→ DIRECTIVE: Copy the material that follows word for word and omit its pictures.

→ STORED RECORDS:
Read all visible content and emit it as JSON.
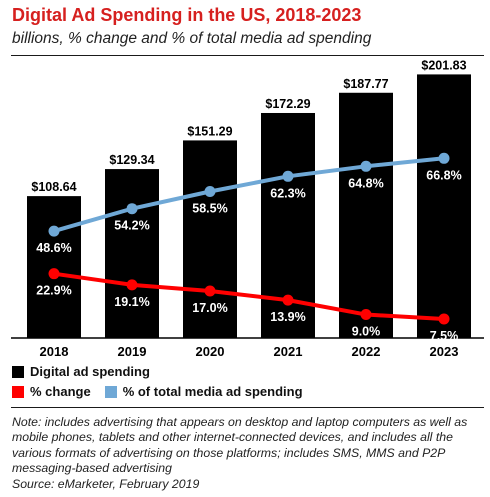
{
  "title": "Digital Ad Spending in the US, 2018-2023",
  "subtitle": "billions, % change and % of total media ad spending",
  "legend": {
    "spending": "Digital ad spending",
    "change": "% change",
    "share": "% of total media ad spending"
  },
  "note": "Note: includes advertising that appears on desktop and laptop computers as well as mobile phones, tablets and other internet-connected devices, and includes all the various formats of advertising on those platforms; includes SMS, MMS and P2P messaging-based advertising",
  "source": "Source: eMarketer, February 2019",
  "colors": {
    "title": "#d6201f",
    "bar": "#000000",
    "change_line": "#ff0000",
    "share_line": "#6fa8d6"
  },
  "chart_data": {
    "type": "bar",
    "categories": [
      "2018",
      "2019",
      "2020",
      "2021",
      "2022",
      "2023"
    ],
    "series": [
      {
        "name": "Digital ad spending",
        "type": "bar",
        "values": [
          108.64,
          129.34,
          151.29,
          172.29,
          187.77,
          201.83
        ],
        "labels": [
          "$108.64",
          "$129.34",
          "$151.29",
          "$172.29",
          "$187.77",
          "$201.83"
        ]
      },
      {
        "name": "% change",
        "type": "line",
        "values": [
          22.9,
          19.1,
          17.0,
          13.9,
          9.0,
          7.5
        ],
        "labels": [
          "22.9%",
          "19.1%",
          "17.0%",
          "13.9%",
          "9.0%",
          "7.5%"
        ]
      },
      {
        "name": "% of total media ad spending",
        "type": "line",
        "values": [
          48.6,
          54.2,
          58.5,
          62.3,
          64.8,
          66.8
        ],
        "labels": [
          "48.6%",
          "54.2%",
          "58.5%",
          "62.3%",
          "64.8%",
          "66.8%"
        ]
      }
    ],
    "legend_position": "bottom",
    "grid": false
  }
}
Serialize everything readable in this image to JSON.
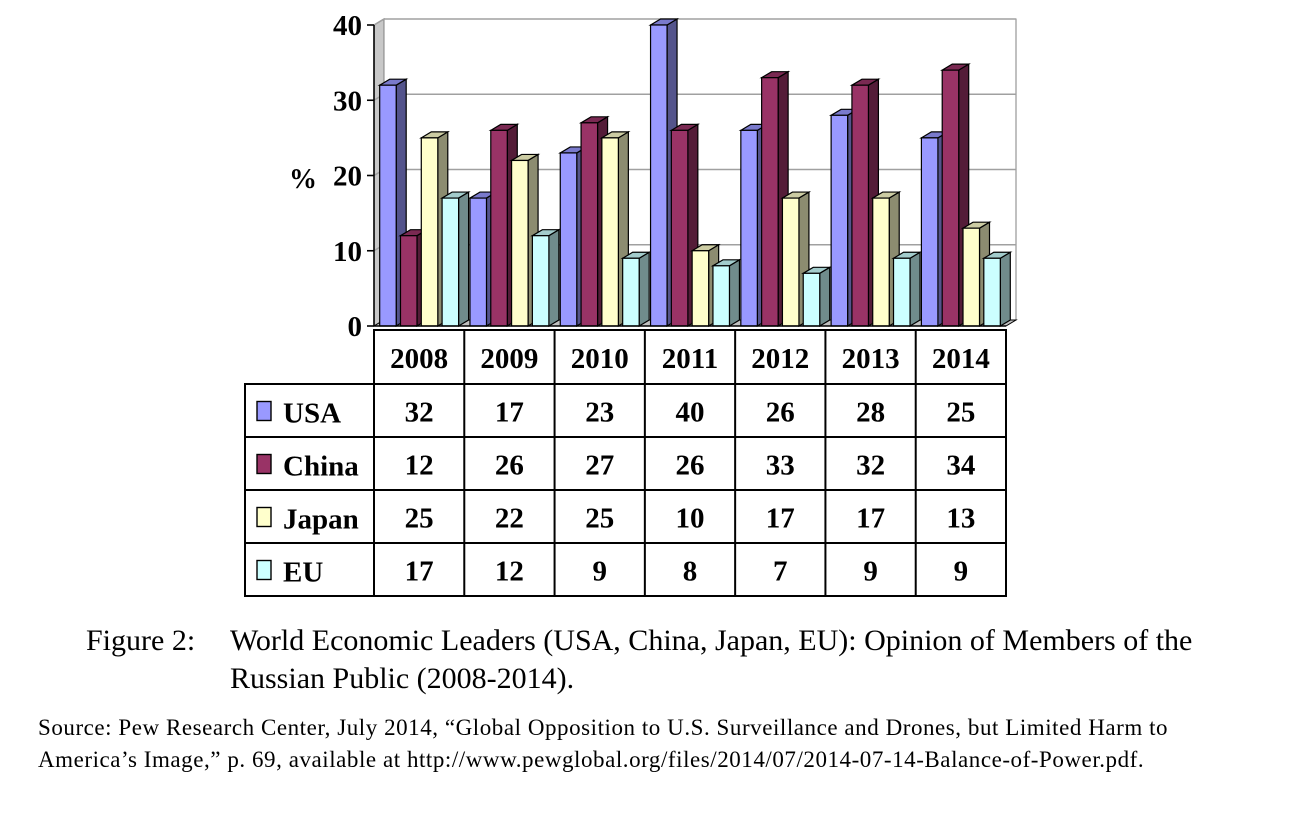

→ OUTPUT BELOW:
Read all visible content and emit it as JSON.
{
  "title": "Digital Ad Spending in the US, 2018-2023",
  "subtitle": "billions, % change and % of total media ad spending",
  "legend": {
    "spending": "Digital ad spending",
    "change": "% change",
    "share": "% of total media ad spending"
  },
  "note": "Note: includes advertising that appears on desktop and laptop computers as well as mobile phones, tablets and other internet-connected devices, and includes all the various formats of advertising on those platforms; includes SMS, MMS and P2P messaging-based advertising",
  "source": "Source: eMarketer, February 2019",
  "colors": {
    "title": "#d6201f",
    "bar": "#000000",
    "change_line": "#ff0000",
    "share_line": "#6fa8d6"
  },
  "chart_data": {
    "type": "bar",
    "categories": [
      "2018",
      "2019",
      "2020",
      "2021",
      "2022",
      "2023"
    ],
    "series": [
      {
        "name": "Digital ad spending",
        "type": "bar",
        "values": [
          108.64,
          129.34,
          151.29,
          172.29,
          187.77,
          201.83
        ],
        "labels": [
          "$108.64",
          "$129.34",
          "$151.29",
          "$172.29",
          "$187.77",
          "$201.83"
        ]
      },
      {
        "name": "% change",
        "type": "line",
        "values": [
          22.9,
          19.1,
          17.0,
          13.9,
          9.0,
          7.5
        ],
        "labels": [
          "22.9%",
          "19.1%",
          "17.0%",
          "13.9%",
          "9.0%",
          "7.5%"
        ]
      },
      {
        "name": "% of total media ad spending",
        "type": "line",
        "values": [
          48.6,
          54.2,
          58.5,
          62.3,
          64.8,
          66.8
        ],
        "labels": [
          "48.6%",
          "54.2%",
          "58.5%",
          "62.3%",
          "64.8%",
          "66.8%"
        ]
      }
    ],
    "legend_position": "bottom",
    "grid": false
  }
}
Serialize everything readable in this image to JSON.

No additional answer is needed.